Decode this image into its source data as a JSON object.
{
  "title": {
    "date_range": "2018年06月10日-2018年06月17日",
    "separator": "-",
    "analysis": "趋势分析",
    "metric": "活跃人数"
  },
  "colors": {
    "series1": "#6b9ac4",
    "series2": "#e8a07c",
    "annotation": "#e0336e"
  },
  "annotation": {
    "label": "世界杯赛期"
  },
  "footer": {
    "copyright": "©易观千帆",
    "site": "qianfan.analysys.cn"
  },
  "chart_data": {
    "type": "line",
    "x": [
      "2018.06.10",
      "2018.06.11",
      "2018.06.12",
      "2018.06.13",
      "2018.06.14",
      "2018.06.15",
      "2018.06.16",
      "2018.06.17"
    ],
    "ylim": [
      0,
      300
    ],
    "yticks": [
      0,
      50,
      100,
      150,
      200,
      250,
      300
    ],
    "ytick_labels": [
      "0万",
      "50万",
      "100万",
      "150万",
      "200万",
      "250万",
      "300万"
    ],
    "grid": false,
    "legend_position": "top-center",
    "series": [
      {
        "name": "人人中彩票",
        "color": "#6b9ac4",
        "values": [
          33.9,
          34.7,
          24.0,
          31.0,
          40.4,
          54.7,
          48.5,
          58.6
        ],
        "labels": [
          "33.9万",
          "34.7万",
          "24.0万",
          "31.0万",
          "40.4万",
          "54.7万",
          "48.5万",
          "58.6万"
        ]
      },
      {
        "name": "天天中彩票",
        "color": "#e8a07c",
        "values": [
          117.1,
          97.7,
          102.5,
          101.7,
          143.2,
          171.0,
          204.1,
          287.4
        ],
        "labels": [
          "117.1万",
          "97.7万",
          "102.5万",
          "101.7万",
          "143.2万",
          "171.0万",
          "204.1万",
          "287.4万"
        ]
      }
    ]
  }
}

---

* **WORK TO COMPLETE**:
Print out the whole listing exactly as it appears.

* **EXERCISE OUTPUT**:
Decode this image into its source data as a JSON object.
{
  "title": {
    "date_range": "2018年06月10日-2018年06月17日",
    "separator": "-",
    "analysis": "趋势分析",
    "metric": "活跃人数"
  },
  "colors": {
    "series1": "#6b9ac4",
    "series2": "#e8a07c",
    "annotation": "#e0336e"
  },
  "annotation": {
    "label": "世界杯赛期"
  },
  "footer": {
    "copyright": "©易观千帆",
    "site": "qianfan.analysys.cn"
  },
  "chart_data": {
    "type": "line",
    "x": [
      "2018.06.10",
      "2018.06.11",
      "2018.06.12",
      "2018.06.13",
      "2018.06.14",
      "2018.06.15",
      "2018.06.16",
      "2018.06.17"
    ],
    "ylim": [
      0,
      300
    ],
    "yticks": [
      0,
      50,
      100,
      150,
      200,
      250,
      300
    ],
    "ytick_labels": [
      "0万",
      "50万",
      "100万",
      "150万",
      "200万",
      "250万",
      "300万"
    ],
    "grid": false,
    "legend_position": "top-center",
    "series": [
      {
        "name": "人人中彩票",
        "color": "#6b9ac4",
        "values": [
          33.9,
          34.7,
          24.0,
          31.0,
          40.4,
          54.7,
          48.5,
          58.6
        ],
        "labels": [
          "33.9万",
          "34.7万",
          "24.0万",
          "31.0万",
          "40.4万",
          "54.7万",
          "48.5万",
          "58.6万"
        ]
      },
      {
        "name": "天天中彩票",
        "color": "#e8a07c",
        "values": [
          117.1,
          97.7,
          102.5,
          101.7,
          143.2,
          171.0,
          204.1,
          287.4
        ],
        "labels": [
          "117.1万",
          "97.7万",
          "102.5万",
          "101.7万",
          "143.2万",
          "171.0万",
          "204.1万",
          "287.4万"
        ]
      }
    ]
  }
}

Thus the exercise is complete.